[What you need to do]
If a line in the data has the string "salivatory", please show it.

[Recorded information]
★ ★ ★ ★ ★ ★ ★

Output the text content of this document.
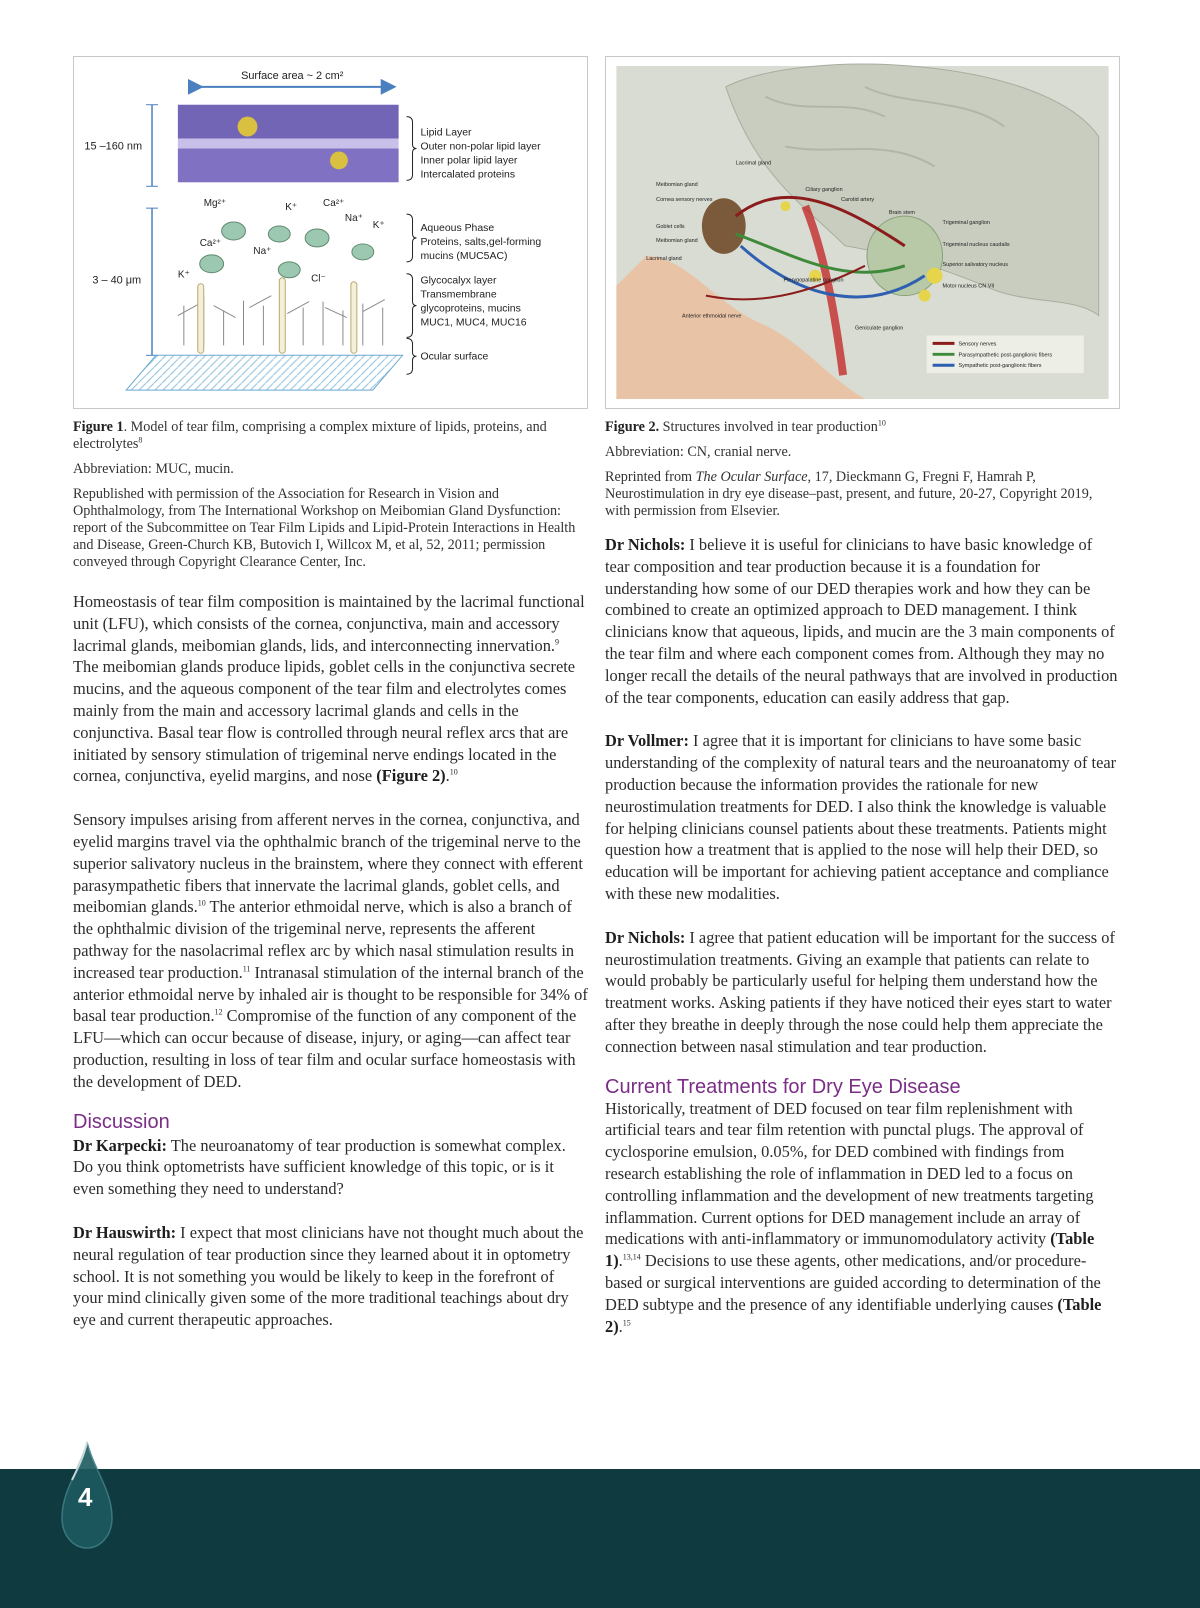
Surface area ~ 2 cm²
15 –160 nm
3 – 40 μm
Mg²⁺	K⁺	Ca²⁺
Na⁺
K⁺
Ca²⁺
Na⁺
K⁺	Cl⁻
Lipid Layer
Outer non-polar lipid layer
Inner polar lipid layer
Intercalated proteins
Aqueous Phase
Proteins, salts,gel-forming
mucins (MUC5AC)
Glycocalyx layer
Transmembrane
glycoproteins, mucins
MUC1, MUC4, MUC16
Ocular surface

Figure 1. Model of tear film, comprising a complex mixture of lipids, proteins, and electrolytes$^8$

Abbreviation: MUC, mucin.

Republished with permission of the Association for Research in Vision and Ophthalmology, from The International Workshop on Meibomian Gland Dysfunction: report of the Subcommittee on Tear Film Lipids and Lipid-Protein Interactions in Health and Disease, Green-Church KB, Butovich I, Willcox M, et al, 52, 2011; permission conveyed through Copyright Clearance Center, Inc.

Homeostasis of tear film composition is maintained by the lacrimal functional unit (LFU), which consists of the cornea, conjunctiva, main and accessory lacrimal glands, meibomian glands, lids, and interconnecting innervation.$^9$ The meibomian glands produce lipids, goblet cells in the conjunctiva secrete mucins, and the aqueous component of the tear film and electrolytes comes mainly from the main and accessory lacrimal glands and cells in the conjunctiva. Basal tear flow is controlled through neural reflex arcs that are initiated by sensory stimulation of trigeminal nerve endings located in the cornea, conjunctiva, eyelid margins, and nose (Figure 2).$^{10}$

Sensory impulses arising from afferent nerves in the cornea, conjunctiva, and eyelid margins travel via the ophthalmic branch of the trigeminal nerve to the superior salivatory nucleus in the brainstem, where they connect with efferent parasympathetic fibers that innervate the lacrimal glands, goblet cells, and meibomian glands.$^{10}$ The anterior ethmoidal nerve, which is also a branch of the ophthalmic division of the trigeminal nerve, represents the afferent pathway for the nasolacrimal reflex arc by which nasal stimulation results in increased tear production.$^{11}$ Intranasal stimulation of the internal branch of the anterior ethmoidal nerve by inhaled air is thought to be responsible for 34% of basal tear production.$^{12}$ Compromise of the function of any component of the LFU—which can occur because of disease, injury, or aging—can affect tear production, resulting in loss of tear film and ocular surface homeostasis with the development of DED.

Discussion

Dr Karpecki: The neuroanatomy of tear production is somewhat complex. Do you think optometrists have sufficient knowledge of this topic, or is it even something they need to understand?

Dr Hauswirth: I expect that most clinicians have not thought much about the neural regulation of tear production since they learned about it in optometry school. It is not something you would be likely to keep in the forefront of your mind clinically given some of the more traditional teachings about dry eye and current therapeutic approaches.

Lacrimal gland
Meibomian gland
Cornea sensory nerves
Goblet cells
Meibomian gland
Lacrimal gland
Ciliary ganglion
Carotid artery
Brain stem
Trigeminal ganglion
Trigeminal nucleus caudalis
Superior salivatory nucleus
Motor nucleus CN VII
Pterygopalatine ganglion
Geniculate ganglion
Anterior ethmoidal nerve
Sensory nerves
Parasympathetic post-ganglionic fibers
Sympathetic post-ganglionic fibers

Figure 2. Structures involved in tear production$^{10}$

Abbreviation: CN, cranial nerve.

Reprinted from The Ocular Surface, 17, Dieckmann G, Fregni F, Hamrah P, Neurostimulation in dry eye disease–past, present, and future, 20-27, Copyright 2019, with permission from Elsevier.

Dr Nichols: I believe it is useful for clinicians to have basic knowledge of tear composition and tear production because it is a foundation for understanding how some of our DED therapies work and how they can be combined to create an optimized approach to DED management. I think clinicians know that aqueous, lipids, and mucin are the 3 main components of the tear film and where each component comes from. Although they may no longer recall the details of the neural pathways that are involved in production of the tear components, education can easily address that gap.

Dr Vollmer: I agree that it is important for clinicians to have some basic understanding of the complexity of natural tears and the neuroanatomy of tear production because the information provides the rationale for new neurostimulation treatments for DED. I also think the knowledge is valuable for helping clinicians counsel patients about these treatments. Patients might question how a treatment that is applied to the nose will help their DED, so education will be important for achieving patient acceptance and compliance with these new modalities.

Dr Nichols: I agree that patient education will be important for the success of neurostimulation treatments. Giving an example that patients can relate to would probably be particularly useful for helping them understand how the treatment works. Asking patients if they have noticed their eyes start to water after they breathe in deeply through the nose could help them appreciate the connection between nasal stimulation and tear production.

Current Treatments for Dry Eye Disease

Historically, treatment of DED focused on tear film replenishment with artificial tears and tear film retention with punctal plugs. The approval of cyclosporine emulsion, 0.05%, for DED combined with findings from research establishing the role of inflammation in DED led to a focus on controlling inflammation and the development of new treatments targeting inflammation. Current options for DED management include an array of medications with anti-inflammatory or immunomodulatory activity (Table 1).$^{13,14}$ Decisions to use these agents, other medications, and/or procedure-based or surgical interventions are guided according to determination of the DED subtype and the presence of any identifiable underlying causes (Table 2).$^{15}$

4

★ ★ ★ ★ ★ ★ ★

[The completed task]
Sensory impulses arising from afferent nerves in the cornea, conjunctiva, and eyelid margins travel via the ophthalmic branch of the trigeminal nerve to the superior salivatory nucleus in the brainstem, where they connect with efferent parasympathetic fibers that innervate the lacrimal glands, goblet cells, and meibomian glands.$^{10}$ The anterior ethmoidal nerve, which is also a branch of the ophthalmic division of the trigeminal nerve, represents the afferent pathway for the nasolacrimal reflex arc by which nasal stimulation results in increased tear production.$^{11}$ Intranasal stimulation of the internal branch of the anterior ethmoidal nerve by inhaled air is thought to be responsible for 34% of basal tear production.$^{12}$ Compromise of the function of any component of the LFU—which can occur because of disease, injury, or aging—can affect tear production, resulting in loss of tear film and ocular surface homeostasis with the development of DED.
Superior salivatory nucleus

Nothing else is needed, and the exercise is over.